_Task directions_: Check every line of the entries for "JSON", and copy the lines that hold it.
** START OF Provided records **
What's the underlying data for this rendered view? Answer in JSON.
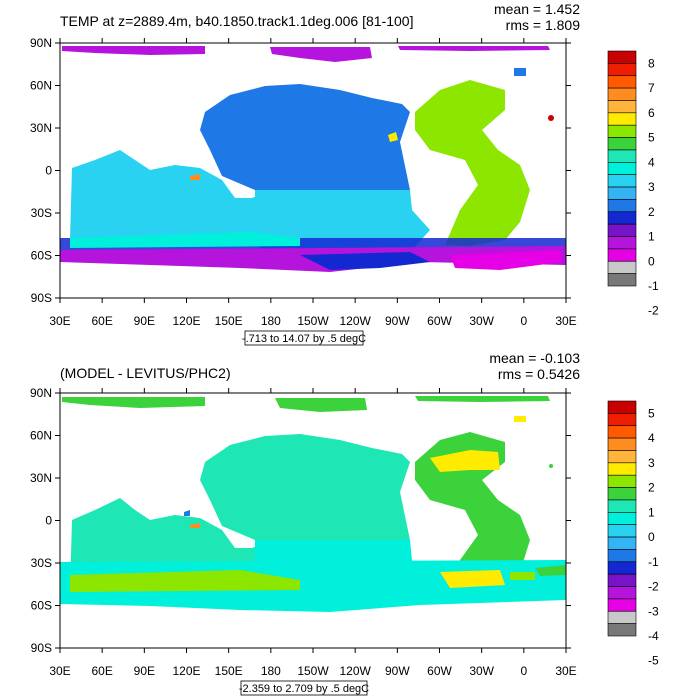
{
  "panels": [
    {
      "title": "TEMP at z=2889.4m, b40.1850.track1.1deg.006 [81-100]",
      "mean_label": "mean = 1.452",
      "rms_label": "rms = 1.809",
      "info_label": "-.713 to 14.07 by .5 degC",
      "lat_labels": [
        "90N",
        "60N",
        "30N",
        "0",
        "30S",
        "60S",
        "90S"
      ],
      "lon_labels": [
        "30E",
        "60E",
        "90E",
        "120E",
        "150E",
        "180",
        "150W",
        "120W",
        "90W",
        "60W",
        "30W",
        "0",
        "30E"
      ],
      "colorbar": {
        "labels": [
          "8",
          "7",
          "6",
          "5",
          "4",
          "3",
          "2",
          "1",
          "0",
          "-1",
          "-2"
        ],
        "colors": [
          "#c80000",
          "#f01e00",
          "#ff5a00",
          "#ff8c1e",
          "#ffb43c",
          "#ffeb00",
          "#8ce600",
          "#3cd23c",
          "#1ee6b4",
          "#00f0dc",
          "#28d2f0",
          "#32b4f5",
          "#1e78e6",
          "#1428d2",
          "#7814c8",
          "#b414dc",
          "#e600e6",
          "#c8c8c8",
          "#787878"
        ]
      }
    },
    {
      "title": "(MODEL - LEVITUS/PHC2)",
      "mean_label": "mean = -0.103",
      "rms_label": "rms = 0.5426",
      "info_label": "-2.359 to 2.709 by .5 degC",
      "lat_labels": [
        "90N",
        "60N",
        "30N",
        "0",
        "30S",
        "60S",
        "90S"
      ],
      "lon_labels": [
        "30E",
        "60E",
        "90E",
        "120E",
        "150E",
        "180",
        "150W",
        "120W",
        "90W",
        "60W",
        "30W",
        "0",
        "30E"
      ],
      "colorbar": {
        "labels": [
          "5",
          "4",
          "3",
          "2",
          "1",
          "0",
          "-1",
          "-2",
          "-3",
          "-4",
          "-5"
        ],
        "colors": [
          "#c80000",
          "#f01e00",
          "#ff5a00",
          "#ff8c1e",
          "#ffb43c",
          "#ffeb00",
          "#8ce600",
          "#3cd23c",
          "#1ee6b4",
          "#00f0dc",
          "#28d2f0",
          "#32b4f5",
          "#1e78e6",
          "#1428d2",
          "#7814c8",
          "#b414dc",
          "#e600e6",
          "#c8c8c8",
          "#787878"
        ]
      }
    }
  ],
  "colors": {
    "ocean_top_main": "#28d2f0",
    "ocean_top_pacific": "#1e78e6",
    "ocean_top_atlantic": "#8ce600",
    "ocean_top_south": "#1428d2",
    "ocean_top_antarctic": "#b414dc",
    "ocean_bottom_main": "#1ee6b4",
    "ocean_bottom_light": "#00f0dc",
    "ocean_bottom_green": "#8ce600",
    "ocean_bottom_yellow": "#ffeb00"
  }
}
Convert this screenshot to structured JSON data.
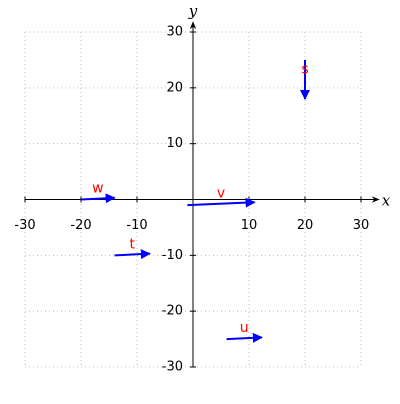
{
  "chart_data": {
    "type": "vector",
    "x_label": "x",
    "y_label": "y",
    "xlim": [
      -30,
      30
    ],
    "ylim": [
      -30,
      30
    ],
    "xticks": [
      -30,
      -20,
      -10,
      10,
      20,
      30
    ],
    "yticks": [
      -30,
      -20,
      -10,
      10,
      20,
      30
    ],
    "grid": true,
    "color": "#0000ff",
    "label_color": "#ff0000",
    "vectors": [
      {
        "label": "s",
        "x": 20,
        "y": 25,
        "dx": 0,
        "dy": -7
      },
      {
        "label": "v",
        "x": -1,
        "y": -1,
        "dx": 12,
        "dy": 0.5
      },
      {
        "label": "w",
        "x": -20,
        "y": 0,
        "dx": 6,
        "dy": 0.3
      },
      {
        "label": "t",
        "x": -14,
        "y": -10,
        "dx": 6.3,
        "dy": 0.3
      },
      {
        "label": "u",
        "x": 6,
        "y": -25,
        "dx": 6.3,
        "dy": 0.3
      }
    ]
  }
}
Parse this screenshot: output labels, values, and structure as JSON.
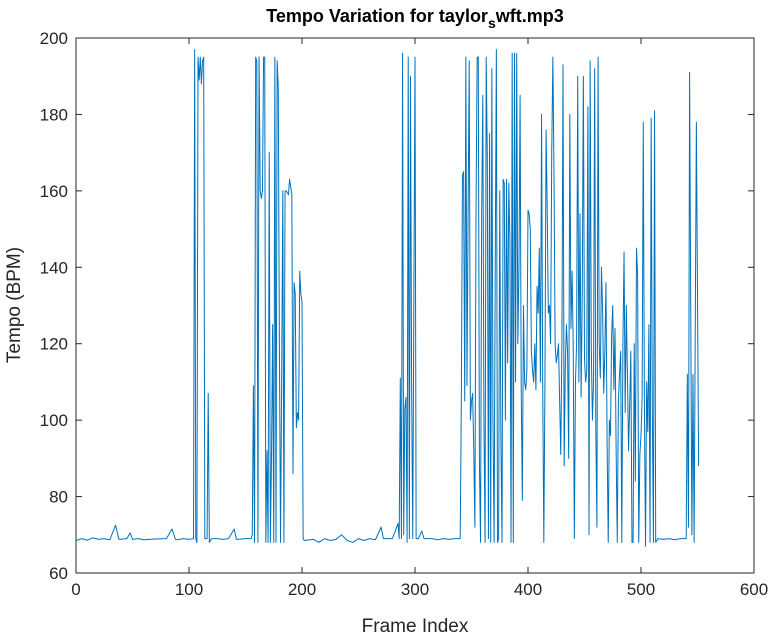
{
  "chart_data": {
    "type": "line",
    "title": [
      "Tempo Variation for taylor",
      "s",
      "wft.mp3"
    ],
    "xlabel": "Frame Index",
    "ylabel": "Tempo (BPM)",
    "xlim": [
      0,
      600
    ],
    "ylim": [
      60,
      200
    ],
    "xticks": [
      0,
      100,
      200,
      300,
      400,
      500,
      600
    ],
    "yticks": [
      60,
      80,
      100,
      120,
      140,
      160,
      180,
      200
    ],
    "color": "#0072BD",
    "x": [
      0,
      5,
      10,
      15,
      20,
      25,
      30,
      33,
      35,
      38,
      45,
      48,
      50,
      55,
      60,
      70,
      80,
      85,
      88,
      90,
      95,
      100,
      104,
      105,
      106,
      107,
      108,
      109,
      110,
      111,
      112,
      113,
      114,
      116,
      117,
      118,
      120,
      125,
      130,
      135,
      140,
      142,
      150,
      155,
      156,
      157,
      158,
      159,
      160,
      161,
      162,
      163,
      164,
      165,
      166,
      167,
      168,
      169,
      170,
      171,
      172,
      173,
      174,
      175,
      176,
      177,
      178,
      179,
      180,
      181,
      182,
      183,
      184,
      185,
      186,
      188,
      189,
      190,
      191,
      192,
      193,
      194,
      195,
      196,
      197,
      198,
      199,
      200,
      201,
      202,
      210,
      215,
      220,
      225,
      230,
      235,
      240,
      245,
      250,
      255,
      260,
      265,
      270,
      272,
      280,
      285,
      286,
      287,
      288,
      289,
      290,
      291,
      292,
      293,
      294,
      295,
      296,
      297,
      298,
      300,
      301,
      303,
      306,
      308,
      315,
      320,
      325,
      330,
      335,
      340,
      341,
      342,
      343,
      344,
      345,
      346,
      347,
      348,
      349,
      350,
      351,
      352,
      353,
      354,
      355,
      356,
      357,
      358,
      359,
      360,
      361,
      362,
      363,
      364,
      365,
      366,
      367,
      368,
      369,
      370,
      371,
      372,
      373,
      374,
      375,
      376,
      377,
      378,
      379,
      380,
      381,
      382,
      383,
      384,
      385,
      386,
      387,
      388,
      389,
      390,
      391,
      392,
      393,
      394,
      395,
      396,
      397,
      398,
      399,
      400,
      401,
      402,
      403,
      404,
      405,
      406,
      407,
      408,
      409,
      410,
      411,
      412,
      413,
      414,
      415,
      416,
      417,
      418,
      419,
      420,
      421,
      422,
      423,
      424,
      425,
      426,
      427,
      428,
      429,
      430,
      431,
      432,
      433,
      434,
      435,
      436,
      437,
      438,
      439,
      440,
      441,
      442,
      443,
      444,
      445,
      446,
      447,
      448,
      449,
      450,
      451,
      452,
      453,
      454,
      455,
      456,
      457,
      458,
      459,
      460,
      461,
      462,
      463,
      464,
      465,
      466,
      467,
      468,
      469,
      470,
      471,
      472,
      473,
      474,
      475,
      476,
      477,
      478,
      479,
      480,
      481,
      482,
      483,
      484,
      485,
      486,
      487,
      488,
      489,
      490,
      491,
      492,
      493,
      494,
      495,
      496,
      497,
      498,
      499,
      500,
      501,
      502,
      503,
      504,
      505,
      506,
      507,
      508,
      509,
      510,
      511,
      512,
      513,
      515,
      520,
      525,
      530,
      535,
      540,
      541,
      542,
      543,
      545,
      546,
      547,
      549,
      551
    ],
    "values": [
      68.5,
      69,
      68.6,
      69.2,
      68.8,
      69,
      68.7,
      71,
      72.5,
      68.8,
      69,
      70.5,
      68.8,
      69,
      68.7,
      68.9,
      69,
      71.5,
      68.8,
      68.7,
      69,
      68.8,
      69,
      197,
      69,
      68,
      195,
      189,
      195,
      188,
      194,
      195,
      69,
      69,
      107,
      68,
      69,
      69,
      68.8,
      69,
      71.5,
      68.8,
      69,
      69,
      70,
      109,
      68,
      195,
      194,
      68,
      195,
      160,
      158,
      160,
      195,
      195,
      68,
      92,
      68,
      170,
      68,
      90,
      125,
      68,
      195,
      68,
      194,
      187,
      120,
      68,
      110,
      160,
      68,
      160,
      160,
      159,
      163,
      161,
      159,
      86,
      136,
      133,
      98,
      102,
      100,
      139,
      133,
      131,
      69,
      68.5,
      68.8,
      68,
      69,
      68.5,
      68.8,
      70,
      68.5,
      68,
      69,
      68.5,
      69,
      68.7,
      72,
      69,
      69,
      73,
      69,
      111,
      69,
      196,
      70,
      103,
      106,
      68,
      195,
      69,
      190,
      110,
      69,
      195,
      69,
      69,
      71,
      69,
      69,
      68.7,
      69,
      68.8,
      69,
      69,
      105,
      164,
      165,
      105,
      195,
      109,
      155,
      194,
      100,
      105,
      107,
      92,
      72,
      155,
      195,
      195,
      89,
      68,
      154,
      185,
      100,
      68,
      195,
      168,
      69,
      175,
      68,
      192,
      100,
      68,
      140,
      197,
      68,
      69,
      160,
      96,
      68,
      163,
      162,
      100,
      163,
      115,
      162,
      147,
      68,
      196,
      68,
      196,
      110,
      196,
      120,
      140,
      185,
      108,
      79,
      130,
      110,
      108,
      113,
      155,
      154,
      150,
      118,
      113,
      110,
      120,
      108,
      135,
      128,
      145,
      110,
      180,
      110,
      68,
      110,
      176,
      155,
      128,
      130,
      120,
      170,
      195,
      165,
      120,
      115,
      117,
      120,
      105,
      91,
      120,
      193,
      88,
      114,
      125,
      118,
      90,
      180,
      124,
      139,
      120,
      69,
      110,
      120,
      190,
      110,
      154,
      106,
      133,
      190,
      116,
      110,
      113,
      182,
      70,
      194,
      119,
      100,
      110,
      192,
      98,
      72,
      195,
      120,
      111,
      140,
      129,
      107,
      118,
      136,
      94,
      68,
      100,
      96,
      122,
      130,
      108,
      124,
      92,
      68,
      105,
      112,
      118,
      68,
      120,
      144,
      102,
      130,
      112,
      92,
      104,
      118,
      68,
      68,
      120,
      84,
      145,
      138,
      68,
      91,
      96,
      106,
      178,
      105,
      67,
      110,
      97,
      125,
      68,
      179,
      104,
      68,
      181,
      68,
      69,
      68.8,
      69,
      68.7,
      69,
      69,
      112,
      72,
      191,
      70,
      112,
      68,
      178,
      88
    ]
  }
}
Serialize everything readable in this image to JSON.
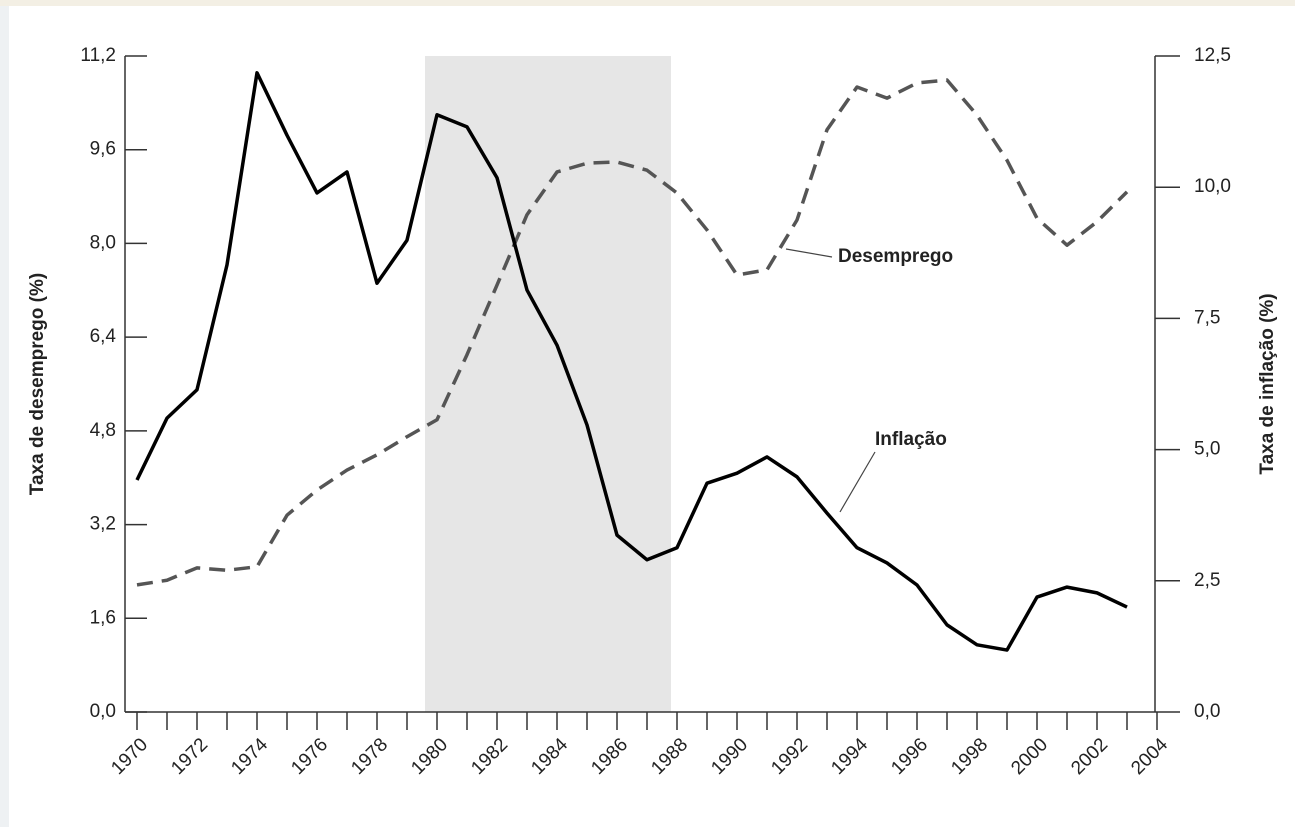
{
  "chart_data": {
    "type": "line",
    "x": [
      1970,
      1971,
      1972,
      1973,
      1974,
      1975,
      1976,
      1977,
      1978,
      1979,
      1980,
      1981,
      1982,
      1983,
      1984,
      1985,
      1986,
      1987,
      1988,
      1989,
      1990,
      1991,
      1992,
      1993,
      1994,
      1995,
      1996,
      1997,
      1998,
      1999,
      2000,
      2001,
      2002,
      2003
    ],
    "series": [
      {
        "name": "Desemprego",
        "color": "#555555",
        "dash": true,
        "axis": "y",
        "values": [
          2.17,
          2.25,
          2.46,
          2.42,
          2.48,
          3.36,
          3.79,
          4.13,
          4.39,
          4.7,
          4.99,
          6.1,
          7.29,
          8.49,
          9.22,
          9.37,
          9.39,
          9.25,
          8.86,
          8.23,
          7.46,
          7.55,
          8.4,
          9.94,
          10.67,
          10.48,
          10.74,
          10.79,
          10.19,
          9.42,
          8.43,
          7.97,
          8.37,
          8.88
        ]
      },
      {
        "name": "Inflação",
        "color": "#000000",
        "dash": false,
        "axis": "y2",
        "values": [
          4.42,
          5.6,
          6.14,
          8.52,
          12.18,
          10.99,
          9.89,
          10.29,
          8.17,
          8.99,
          11.38,
          11.15,
          10.18,
          8.04,
          6.99,
          5.47,
          3.37,
          2.9,
          3.13,
          4.36,
          4.55,
          4.86,
          4.48,
          3.79,
          3.13,
          2.84,
          2.42,
          1.66,
          1.28,
          1.18,
          2.19,
          2.38,
          2.27,
          2.0
        ]
      }
    ],
    "shaded_region": [
      1979.6,
      1987.8
    ],
    "ylabel": "Taxa de desemprego (%)",
    "y2label": "Taxa de inflação (%)",
    "xlim": [
      1970,
      2004
    ],
    "xticks": [
      1970,
      1972,
      1974,
      1976,
      1978,
      1980,
      1982,
      1984,
      1986,
      1988,
      1990,
      1992,
      1994,
      1996,
      1998,
      2000,
      2002,
      2004
    ],
    "ylim": [
      0,
      11.2
    ],
    "yticks": [
      {
        "value": 0,
        "label": "0,0"
      },
      {
        "value": 1.6,
        "label": "1,6"
      },
      {
        "value": 3.2,
        "label": "3,2"
      },
      {
        "value": 4.8,
        "label": "4,8"
      },
      {
        "value": 6.4,
        "label": "6,4"
      },
      {
        "value": 8,
        "label": "8,0"
      },
      {
        "value": 9.6,
        "label": "9,6"
      },
      {
        "value": 11.2,
        "label": "11,2"
      }
    ],
    "y2lim": [
      0,
      12.5
    ],
    "y2ticks": [
      {
        "value": 0,
        "label": "0,0"
      },
      {
        "value": 2.5,
        "label": "2,5"
      },
      {
        "value": 5,
        "label": "5,0"
      },
      {
        "value": 7.5,
        "label": "7,5"
      },
      {
        "value": 10,
        "label": "10,0"
      },
      {
        "value": 12.5,
        "label": "12,5"
      }
    ]
  }
}
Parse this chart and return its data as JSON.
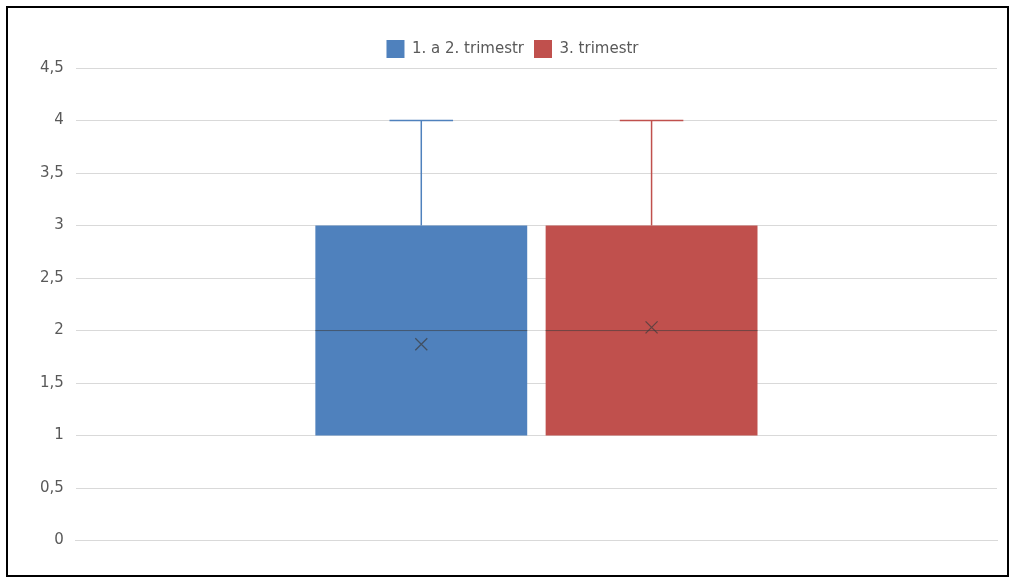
** END OF Provided records **
_Written solution_:
What's the underlying data for this rendered view? Answer in JSON.
Convert this screenshot to structured JSON data.
Parse this screenshot: output labels, values, and structure as JSON.
Serialize everything readable in this image to JSON.
Parse this chart and return its data as JSON.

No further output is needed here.